= Collection entries =
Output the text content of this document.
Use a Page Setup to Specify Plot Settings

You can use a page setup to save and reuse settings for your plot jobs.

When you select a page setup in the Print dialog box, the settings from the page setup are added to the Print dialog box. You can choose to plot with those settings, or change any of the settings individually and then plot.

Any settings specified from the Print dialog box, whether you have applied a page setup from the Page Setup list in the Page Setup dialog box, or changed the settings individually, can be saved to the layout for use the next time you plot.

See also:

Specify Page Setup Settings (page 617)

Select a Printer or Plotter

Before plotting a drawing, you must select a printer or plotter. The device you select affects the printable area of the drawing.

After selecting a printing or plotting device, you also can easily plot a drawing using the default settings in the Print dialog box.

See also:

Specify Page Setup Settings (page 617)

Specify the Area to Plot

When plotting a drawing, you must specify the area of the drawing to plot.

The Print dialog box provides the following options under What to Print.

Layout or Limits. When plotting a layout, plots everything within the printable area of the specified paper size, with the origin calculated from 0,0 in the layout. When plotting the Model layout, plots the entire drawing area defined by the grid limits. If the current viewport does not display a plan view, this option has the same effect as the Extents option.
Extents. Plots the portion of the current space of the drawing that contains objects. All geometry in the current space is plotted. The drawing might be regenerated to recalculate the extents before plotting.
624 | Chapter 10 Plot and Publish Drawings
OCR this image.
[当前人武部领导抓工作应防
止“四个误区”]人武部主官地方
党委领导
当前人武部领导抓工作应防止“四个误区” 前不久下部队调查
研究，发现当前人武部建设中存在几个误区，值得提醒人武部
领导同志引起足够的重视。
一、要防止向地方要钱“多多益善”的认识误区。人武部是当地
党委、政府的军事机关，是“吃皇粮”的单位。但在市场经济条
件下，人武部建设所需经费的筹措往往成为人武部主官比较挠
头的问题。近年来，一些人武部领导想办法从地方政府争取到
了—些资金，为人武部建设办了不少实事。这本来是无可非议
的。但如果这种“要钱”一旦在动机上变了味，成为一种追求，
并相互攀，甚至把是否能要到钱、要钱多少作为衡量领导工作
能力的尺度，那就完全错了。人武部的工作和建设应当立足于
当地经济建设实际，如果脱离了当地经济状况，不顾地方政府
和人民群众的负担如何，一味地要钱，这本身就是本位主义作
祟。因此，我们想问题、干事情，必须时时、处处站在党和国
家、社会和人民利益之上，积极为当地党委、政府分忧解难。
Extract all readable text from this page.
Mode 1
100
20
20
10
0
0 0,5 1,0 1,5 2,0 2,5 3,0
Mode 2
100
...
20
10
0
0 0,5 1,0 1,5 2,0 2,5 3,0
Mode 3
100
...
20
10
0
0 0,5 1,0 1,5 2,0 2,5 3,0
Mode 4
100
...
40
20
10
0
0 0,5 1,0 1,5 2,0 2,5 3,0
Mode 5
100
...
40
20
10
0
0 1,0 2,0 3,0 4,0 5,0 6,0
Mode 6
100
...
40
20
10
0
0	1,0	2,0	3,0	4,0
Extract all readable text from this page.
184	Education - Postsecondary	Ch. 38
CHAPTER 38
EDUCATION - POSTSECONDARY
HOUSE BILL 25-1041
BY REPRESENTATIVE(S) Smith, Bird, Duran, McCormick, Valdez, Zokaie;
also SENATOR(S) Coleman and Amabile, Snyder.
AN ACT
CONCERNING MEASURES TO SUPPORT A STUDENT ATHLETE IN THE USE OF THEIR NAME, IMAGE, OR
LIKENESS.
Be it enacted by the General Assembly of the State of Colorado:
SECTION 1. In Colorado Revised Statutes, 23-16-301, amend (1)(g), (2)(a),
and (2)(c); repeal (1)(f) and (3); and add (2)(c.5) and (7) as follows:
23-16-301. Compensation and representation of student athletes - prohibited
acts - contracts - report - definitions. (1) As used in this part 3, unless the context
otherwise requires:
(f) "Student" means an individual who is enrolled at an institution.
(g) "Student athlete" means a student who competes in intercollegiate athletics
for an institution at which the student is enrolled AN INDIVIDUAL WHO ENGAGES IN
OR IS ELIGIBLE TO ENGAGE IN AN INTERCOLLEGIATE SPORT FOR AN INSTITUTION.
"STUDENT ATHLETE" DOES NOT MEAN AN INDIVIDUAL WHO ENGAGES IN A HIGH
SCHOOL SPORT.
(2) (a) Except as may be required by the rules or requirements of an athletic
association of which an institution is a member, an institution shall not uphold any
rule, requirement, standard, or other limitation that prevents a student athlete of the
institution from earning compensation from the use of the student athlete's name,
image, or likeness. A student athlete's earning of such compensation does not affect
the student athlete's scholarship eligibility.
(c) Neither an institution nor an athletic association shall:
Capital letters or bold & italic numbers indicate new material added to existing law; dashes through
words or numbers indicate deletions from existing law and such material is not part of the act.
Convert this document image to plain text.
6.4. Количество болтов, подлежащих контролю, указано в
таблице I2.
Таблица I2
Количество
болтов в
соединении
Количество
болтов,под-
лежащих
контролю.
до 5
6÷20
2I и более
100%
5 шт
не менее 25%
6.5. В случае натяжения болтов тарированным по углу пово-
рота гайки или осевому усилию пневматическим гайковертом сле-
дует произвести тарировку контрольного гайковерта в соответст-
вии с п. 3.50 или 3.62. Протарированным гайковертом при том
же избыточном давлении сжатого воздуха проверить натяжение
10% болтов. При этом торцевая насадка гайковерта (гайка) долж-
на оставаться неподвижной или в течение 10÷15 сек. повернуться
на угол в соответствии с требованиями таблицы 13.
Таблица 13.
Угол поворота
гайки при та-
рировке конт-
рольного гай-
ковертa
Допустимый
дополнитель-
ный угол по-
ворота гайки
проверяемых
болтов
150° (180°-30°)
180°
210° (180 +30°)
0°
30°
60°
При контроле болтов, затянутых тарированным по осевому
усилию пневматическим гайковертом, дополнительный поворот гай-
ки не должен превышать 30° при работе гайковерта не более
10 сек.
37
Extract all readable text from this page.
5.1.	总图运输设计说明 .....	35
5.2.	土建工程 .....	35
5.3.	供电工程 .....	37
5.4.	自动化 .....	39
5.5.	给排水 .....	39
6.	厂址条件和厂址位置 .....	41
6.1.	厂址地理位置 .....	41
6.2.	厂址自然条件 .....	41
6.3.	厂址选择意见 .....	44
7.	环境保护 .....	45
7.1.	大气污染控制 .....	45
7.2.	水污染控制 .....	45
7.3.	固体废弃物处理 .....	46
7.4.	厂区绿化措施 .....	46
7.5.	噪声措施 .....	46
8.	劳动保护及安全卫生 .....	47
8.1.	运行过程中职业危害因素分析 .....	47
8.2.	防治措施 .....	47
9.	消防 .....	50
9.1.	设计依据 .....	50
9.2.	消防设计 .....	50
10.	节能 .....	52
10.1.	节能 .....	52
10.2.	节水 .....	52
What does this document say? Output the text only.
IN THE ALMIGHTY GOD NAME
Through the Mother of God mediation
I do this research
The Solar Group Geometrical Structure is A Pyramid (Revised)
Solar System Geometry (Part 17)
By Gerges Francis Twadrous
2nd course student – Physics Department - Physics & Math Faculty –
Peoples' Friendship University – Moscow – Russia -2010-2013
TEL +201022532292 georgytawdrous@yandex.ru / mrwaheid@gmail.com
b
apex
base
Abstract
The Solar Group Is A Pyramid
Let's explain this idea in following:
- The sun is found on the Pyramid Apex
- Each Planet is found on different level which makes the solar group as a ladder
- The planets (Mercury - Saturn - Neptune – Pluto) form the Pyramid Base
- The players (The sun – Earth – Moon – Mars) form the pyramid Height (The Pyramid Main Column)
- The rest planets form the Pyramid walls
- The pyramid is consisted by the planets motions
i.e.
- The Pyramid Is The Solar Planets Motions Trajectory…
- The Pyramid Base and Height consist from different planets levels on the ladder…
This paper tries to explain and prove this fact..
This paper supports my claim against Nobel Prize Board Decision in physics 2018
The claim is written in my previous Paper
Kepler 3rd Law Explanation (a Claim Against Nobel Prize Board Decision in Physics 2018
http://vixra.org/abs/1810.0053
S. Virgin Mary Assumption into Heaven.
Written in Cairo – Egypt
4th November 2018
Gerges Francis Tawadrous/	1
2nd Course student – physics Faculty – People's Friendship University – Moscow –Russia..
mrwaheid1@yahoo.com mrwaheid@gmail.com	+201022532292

= INSTRUCTIONS FOR THE TASK =
Copy out each line that contains the word "explain".

= RESULT FOR THIS EXERCISE =
Let's explain this idea in following:
This paper tries to explain and prove this fact..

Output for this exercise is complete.